## What to produce
Of the lines in the listing below, how many hold "count"? Answer with the number only.

## Given data

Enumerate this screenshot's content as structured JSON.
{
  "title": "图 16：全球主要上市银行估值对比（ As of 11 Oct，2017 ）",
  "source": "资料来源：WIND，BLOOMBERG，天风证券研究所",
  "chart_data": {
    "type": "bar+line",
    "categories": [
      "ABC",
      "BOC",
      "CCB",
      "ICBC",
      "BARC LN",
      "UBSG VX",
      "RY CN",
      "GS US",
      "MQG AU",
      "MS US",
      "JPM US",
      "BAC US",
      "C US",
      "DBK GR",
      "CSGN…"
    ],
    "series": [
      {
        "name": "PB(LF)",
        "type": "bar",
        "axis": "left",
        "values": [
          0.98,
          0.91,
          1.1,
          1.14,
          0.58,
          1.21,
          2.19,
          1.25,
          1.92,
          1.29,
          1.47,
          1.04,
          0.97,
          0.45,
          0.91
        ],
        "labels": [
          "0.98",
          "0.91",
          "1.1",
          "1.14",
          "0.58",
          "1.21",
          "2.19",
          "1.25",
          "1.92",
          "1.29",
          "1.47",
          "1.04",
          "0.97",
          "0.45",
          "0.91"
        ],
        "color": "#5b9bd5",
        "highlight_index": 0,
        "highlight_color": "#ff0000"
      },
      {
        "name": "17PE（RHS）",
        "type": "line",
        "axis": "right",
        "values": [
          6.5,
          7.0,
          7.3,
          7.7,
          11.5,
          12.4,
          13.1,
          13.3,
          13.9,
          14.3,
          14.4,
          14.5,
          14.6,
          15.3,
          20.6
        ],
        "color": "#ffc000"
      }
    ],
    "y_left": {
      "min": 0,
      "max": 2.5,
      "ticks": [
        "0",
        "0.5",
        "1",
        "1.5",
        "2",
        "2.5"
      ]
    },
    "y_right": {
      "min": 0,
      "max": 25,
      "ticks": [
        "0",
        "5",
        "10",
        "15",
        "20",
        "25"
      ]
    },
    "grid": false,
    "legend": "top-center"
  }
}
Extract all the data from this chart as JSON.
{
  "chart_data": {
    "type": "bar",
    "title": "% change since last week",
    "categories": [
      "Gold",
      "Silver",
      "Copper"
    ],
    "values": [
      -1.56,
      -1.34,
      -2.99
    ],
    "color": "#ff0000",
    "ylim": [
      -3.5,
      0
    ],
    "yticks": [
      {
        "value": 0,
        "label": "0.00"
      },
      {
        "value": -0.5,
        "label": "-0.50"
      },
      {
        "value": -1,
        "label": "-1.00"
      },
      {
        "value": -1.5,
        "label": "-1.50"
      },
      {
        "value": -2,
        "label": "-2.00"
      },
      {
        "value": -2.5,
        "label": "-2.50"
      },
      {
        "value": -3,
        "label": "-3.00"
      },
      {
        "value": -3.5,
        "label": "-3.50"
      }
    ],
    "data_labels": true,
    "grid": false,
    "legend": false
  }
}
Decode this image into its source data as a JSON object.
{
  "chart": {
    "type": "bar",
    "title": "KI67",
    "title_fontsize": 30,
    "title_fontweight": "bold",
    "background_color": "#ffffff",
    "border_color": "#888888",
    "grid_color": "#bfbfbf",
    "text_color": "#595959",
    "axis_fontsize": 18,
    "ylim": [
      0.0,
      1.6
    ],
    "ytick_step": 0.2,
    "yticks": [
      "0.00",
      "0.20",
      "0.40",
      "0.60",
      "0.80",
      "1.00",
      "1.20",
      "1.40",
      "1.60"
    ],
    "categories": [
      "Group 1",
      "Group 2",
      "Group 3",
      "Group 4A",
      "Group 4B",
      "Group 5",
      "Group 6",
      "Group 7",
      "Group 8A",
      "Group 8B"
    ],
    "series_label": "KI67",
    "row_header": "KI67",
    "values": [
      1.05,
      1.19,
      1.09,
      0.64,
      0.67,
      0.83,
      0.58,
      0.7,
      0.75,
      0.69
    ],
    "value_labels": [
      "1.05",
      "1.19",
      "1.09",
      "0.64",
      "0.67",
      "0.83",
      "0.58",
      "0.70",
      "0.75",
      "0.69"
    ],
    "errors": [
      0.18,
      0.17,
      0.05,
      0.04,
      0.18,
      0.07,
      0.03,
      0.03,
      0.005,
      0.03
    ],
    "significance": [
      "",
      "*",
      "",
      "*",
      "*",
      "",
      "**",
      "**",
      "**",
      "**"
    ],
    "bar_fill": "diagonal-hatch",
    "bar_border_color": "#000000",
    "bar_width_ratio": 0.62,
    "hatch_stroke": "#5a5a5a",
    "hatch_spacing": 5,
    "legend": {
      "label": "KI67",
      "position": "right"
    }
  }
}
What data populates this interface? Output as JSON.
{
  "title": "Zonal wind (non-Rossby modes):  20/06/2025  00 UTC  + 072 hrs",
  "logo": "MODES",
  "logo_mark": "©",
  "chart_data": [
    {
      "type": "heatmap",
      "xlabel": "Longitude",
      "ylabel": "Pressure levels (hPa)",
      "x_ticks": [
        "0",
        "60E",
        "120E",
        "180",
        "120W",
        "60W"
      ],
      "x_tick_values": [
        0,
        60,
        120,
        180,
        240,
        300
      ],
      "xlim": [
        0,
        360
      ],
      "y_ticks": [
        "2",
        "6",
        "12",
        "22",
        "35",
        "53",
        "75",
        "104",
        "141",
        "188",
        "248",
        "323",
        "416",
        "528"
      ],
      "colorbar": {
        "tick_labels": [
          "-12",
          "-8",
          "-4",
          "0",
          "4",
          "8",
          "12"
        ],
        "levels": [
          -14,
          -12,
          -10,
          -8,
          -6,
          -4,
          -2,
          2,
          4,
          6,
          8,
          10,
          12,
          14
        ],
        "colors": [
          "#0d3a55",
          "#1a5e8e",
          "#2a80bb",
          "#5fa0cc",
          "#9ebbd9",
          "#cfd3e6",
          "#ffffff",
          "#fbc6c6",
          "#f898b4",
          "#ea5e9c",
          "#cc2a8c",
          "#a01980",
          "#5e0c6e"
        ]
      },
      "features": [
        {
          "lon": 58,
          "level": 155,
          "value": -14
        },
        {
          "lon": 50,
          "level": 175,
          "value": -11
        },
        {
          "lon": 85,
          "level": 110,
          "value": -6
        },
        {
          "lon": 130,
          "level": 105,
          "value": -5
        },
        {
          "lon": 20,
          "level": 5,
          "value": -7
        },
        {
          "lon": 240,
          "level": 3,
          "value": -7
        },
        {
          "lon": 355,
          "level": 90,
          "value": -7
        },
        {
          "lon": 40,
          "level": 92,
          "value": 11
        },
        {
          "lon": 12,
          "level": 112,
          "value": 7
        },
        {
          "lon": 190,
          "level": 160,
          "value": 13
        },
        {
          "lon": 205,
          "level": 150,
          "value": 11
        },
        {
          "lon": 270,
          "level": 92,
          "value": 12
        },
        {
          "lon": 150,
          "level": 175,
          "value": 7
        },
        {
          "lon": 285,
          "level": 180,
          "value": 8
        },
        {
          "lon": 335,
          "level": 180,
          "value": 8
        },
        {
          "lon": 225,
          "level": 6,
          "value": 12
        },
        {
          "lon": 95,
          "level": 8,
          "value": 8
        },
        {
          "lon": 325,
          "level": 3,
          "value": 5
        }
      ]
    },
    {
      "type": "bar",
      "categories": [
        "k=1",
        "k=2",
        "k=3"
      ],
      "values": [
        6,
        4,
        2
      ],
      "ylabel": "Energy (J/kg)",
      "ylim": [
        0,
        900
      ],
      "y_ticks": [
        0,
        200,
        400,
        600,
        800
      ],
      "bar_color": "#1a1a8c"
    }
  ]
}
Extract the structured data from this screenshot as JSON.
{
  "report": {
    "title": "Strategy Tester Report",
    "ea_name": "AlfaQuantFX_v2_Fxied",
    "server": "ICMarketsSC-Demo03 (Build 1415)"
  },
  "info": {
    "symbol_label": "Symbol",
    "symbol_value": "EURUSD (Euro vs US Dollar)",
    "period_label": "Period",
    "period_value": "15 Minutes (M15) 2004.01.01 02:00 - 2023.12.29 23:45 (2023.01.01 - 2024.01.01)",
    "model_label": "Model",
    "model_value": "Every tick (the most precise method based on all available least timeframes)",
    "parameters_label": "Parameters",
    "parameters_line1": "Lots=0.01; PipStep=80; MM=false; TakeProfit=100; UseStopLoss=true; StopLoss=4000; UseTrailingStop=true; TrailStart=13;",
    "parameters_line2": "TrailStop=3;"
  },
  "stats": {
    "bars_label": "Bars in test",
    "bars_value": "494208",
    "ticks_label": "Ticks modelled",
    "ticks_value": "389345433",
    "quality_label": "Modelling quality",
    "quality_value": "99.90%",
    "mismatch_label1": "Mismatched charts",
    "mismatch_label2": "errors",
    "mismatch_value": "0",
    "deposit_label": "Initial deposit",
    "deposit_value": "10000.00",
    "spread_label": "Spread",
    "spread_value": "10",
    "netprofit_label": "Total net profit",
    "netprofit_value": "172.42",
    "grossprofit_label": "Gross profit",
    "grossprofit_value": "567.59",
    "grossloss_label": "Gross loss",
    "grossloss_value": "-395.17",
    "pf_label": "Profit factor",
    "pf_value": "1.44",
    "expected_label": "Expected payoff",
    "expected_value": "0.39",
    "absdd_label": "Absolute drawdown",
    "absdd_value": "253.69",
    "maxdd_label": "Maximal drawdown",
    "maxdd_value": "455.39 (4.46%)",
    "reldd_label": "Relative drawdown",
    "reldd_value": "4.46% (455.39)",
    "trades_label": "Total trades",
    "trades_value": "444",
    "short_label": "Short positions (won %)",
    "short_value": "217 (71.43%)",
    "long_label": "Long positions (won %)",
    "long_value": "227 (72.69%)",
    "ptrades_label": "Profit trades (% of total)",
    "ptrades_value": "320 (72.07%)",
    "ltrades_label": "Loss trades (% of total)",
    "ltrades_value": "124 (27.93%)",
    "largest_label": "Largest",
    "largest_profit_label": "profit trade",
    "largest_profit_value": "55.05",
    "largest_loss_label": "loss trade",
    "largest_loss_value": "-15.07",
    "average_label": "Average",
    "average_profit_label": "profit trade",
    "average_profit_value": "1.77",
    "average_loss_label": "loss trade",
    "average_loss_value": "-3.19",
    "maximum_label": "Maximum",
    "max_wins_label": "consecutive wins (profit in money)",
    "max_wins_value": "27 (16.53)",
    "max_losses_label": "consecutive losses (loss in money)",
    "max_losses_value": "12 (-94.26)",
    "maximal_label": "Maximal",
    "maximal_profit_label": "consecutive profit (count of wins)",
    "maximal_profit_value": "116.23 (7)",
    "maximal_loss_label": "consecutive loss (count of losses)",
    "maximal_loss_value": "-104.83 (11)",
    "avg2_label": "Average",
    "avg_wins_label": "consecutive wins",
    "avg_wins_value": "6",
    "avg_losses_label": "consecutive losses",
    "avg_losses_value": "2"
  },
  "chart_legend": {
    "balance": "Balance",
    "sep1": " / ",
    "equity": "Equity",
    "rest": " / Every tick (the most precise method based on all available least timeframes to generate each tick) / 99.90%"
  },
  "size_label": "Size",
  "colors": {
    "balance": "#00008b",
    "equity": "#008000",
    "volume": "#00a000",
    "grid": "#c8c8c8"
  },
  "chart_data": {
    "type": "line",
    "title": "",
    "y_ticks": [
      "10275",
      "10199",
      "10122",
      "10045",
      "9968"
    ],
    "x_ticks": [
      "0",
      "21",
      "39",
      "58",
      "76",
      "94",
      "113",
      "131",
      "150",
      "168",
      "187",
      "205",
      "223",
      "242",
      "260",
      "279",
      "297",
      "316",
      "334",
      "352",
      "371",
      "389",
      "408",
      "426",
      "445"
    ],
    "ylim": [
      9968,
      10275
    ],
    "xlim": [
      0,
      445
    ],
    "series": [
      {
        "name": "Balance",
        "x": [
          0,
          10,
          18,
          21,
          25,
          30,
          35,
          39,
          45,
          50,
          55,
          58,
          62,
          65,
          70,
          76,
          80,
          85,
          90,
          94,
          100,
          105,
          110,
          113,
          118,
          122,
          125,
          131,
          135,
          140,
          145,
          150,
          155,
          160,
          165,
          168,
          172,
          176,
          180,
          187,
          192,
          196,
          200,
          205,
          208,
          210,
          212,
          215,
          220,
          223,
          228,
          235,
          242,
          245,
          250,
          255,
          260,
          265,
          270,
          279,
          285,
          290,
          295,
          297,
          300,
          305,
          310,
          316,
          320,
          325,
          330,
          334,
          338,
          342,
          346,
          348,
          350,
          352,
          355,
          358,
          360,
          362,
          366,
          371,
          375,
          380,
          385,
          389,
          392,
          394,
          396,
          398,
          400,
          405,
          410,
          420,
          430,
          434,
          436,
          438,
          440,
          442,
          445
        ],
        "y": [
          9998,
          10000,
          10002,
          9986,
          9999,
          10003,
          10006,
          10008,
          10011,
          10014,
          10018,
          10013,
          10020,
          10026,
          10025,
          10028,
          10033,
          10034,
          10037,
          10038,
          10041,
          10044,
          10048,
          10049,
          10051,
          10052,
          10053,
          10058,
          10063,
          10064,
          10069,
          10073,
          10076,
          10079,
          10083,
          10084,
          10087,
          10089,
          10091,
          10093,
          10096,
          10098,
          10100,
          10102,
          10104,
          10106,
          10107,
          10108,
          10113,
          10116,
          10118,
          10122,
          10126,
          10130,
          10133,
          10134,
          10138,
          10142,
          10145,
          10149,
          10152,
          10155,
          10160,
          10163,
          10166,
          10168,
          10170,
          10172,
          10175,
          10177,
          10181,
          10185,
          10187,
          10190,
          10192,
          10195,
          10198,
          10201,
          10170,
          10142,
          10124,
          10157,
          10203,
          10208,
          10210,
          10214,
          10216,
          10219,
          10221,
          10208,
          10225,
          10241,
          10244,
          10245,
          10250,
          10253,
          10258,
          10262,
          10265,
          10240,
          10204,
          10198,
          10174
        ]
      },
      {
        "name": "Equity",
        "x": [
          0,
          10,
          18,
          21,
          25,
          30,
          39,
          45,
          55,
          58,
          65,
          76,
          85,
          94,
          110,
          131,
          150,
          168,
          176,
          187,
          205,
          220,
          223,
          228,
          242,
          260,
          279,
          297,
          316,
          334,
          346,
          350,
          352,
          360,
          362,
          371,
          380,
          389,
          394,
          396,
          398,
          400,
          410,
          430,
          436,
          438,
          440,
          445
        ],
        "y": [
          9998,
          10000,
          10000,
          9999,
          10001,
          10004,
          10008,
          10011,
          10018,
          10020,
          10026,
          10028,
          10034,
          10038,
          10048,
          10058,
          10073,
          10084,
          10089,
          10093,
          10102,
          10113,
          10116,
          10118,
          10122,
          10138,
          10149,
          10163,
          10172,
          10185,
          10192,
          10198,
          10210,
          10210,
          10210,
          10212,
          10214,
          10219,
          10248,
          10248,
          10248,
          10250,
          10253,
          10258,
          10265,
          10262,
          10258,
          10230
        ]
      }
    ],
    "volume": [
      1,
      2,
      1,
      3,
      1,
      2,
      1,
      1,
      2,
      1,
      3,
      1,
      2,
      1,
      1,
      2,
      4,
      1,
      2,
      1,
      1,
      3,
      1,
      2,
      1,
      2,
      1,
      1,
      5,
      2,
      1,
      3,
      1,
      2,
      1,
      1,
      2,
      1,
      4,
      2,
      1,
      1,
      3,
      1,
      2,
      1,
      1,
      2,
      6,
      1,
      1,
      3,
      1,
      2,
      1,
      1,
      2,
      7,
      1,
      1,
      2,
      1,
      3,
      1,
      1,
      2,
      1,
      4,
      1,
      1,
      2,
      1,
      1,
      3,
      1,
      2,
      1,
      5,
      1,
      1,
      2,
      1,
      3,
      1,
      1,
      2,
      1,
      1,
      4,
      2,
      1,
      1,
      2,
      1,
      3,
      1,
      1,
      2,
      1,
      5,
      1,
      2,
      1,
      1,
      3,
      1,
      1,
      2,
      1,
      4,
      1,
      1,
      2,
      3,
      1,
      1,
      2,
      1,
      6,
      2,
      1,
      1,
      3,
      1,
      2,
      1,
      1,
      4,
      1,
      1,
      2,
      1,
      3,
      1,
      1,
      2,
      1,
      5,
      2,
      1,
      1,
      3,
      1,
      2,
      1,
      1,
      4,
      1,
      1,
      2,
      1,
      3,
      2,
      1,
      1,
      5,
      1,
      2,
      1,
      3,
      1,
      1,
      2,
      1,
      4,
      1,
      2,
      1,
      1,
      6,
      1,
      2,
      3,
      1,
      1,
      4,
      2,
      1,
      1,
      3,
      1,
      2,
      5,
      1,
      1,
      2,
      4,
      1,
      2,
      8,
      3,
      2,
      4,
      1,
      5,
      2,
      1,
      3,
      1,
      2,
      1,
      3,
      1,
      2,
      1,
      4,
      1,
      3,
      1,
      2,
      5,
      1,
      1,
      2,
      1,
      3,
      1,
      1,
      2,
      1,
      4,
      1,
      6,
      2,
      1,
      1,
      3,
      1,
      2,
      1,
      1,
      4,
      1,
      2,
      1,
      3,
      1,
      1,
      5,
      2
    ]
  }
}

## Exercise solution
2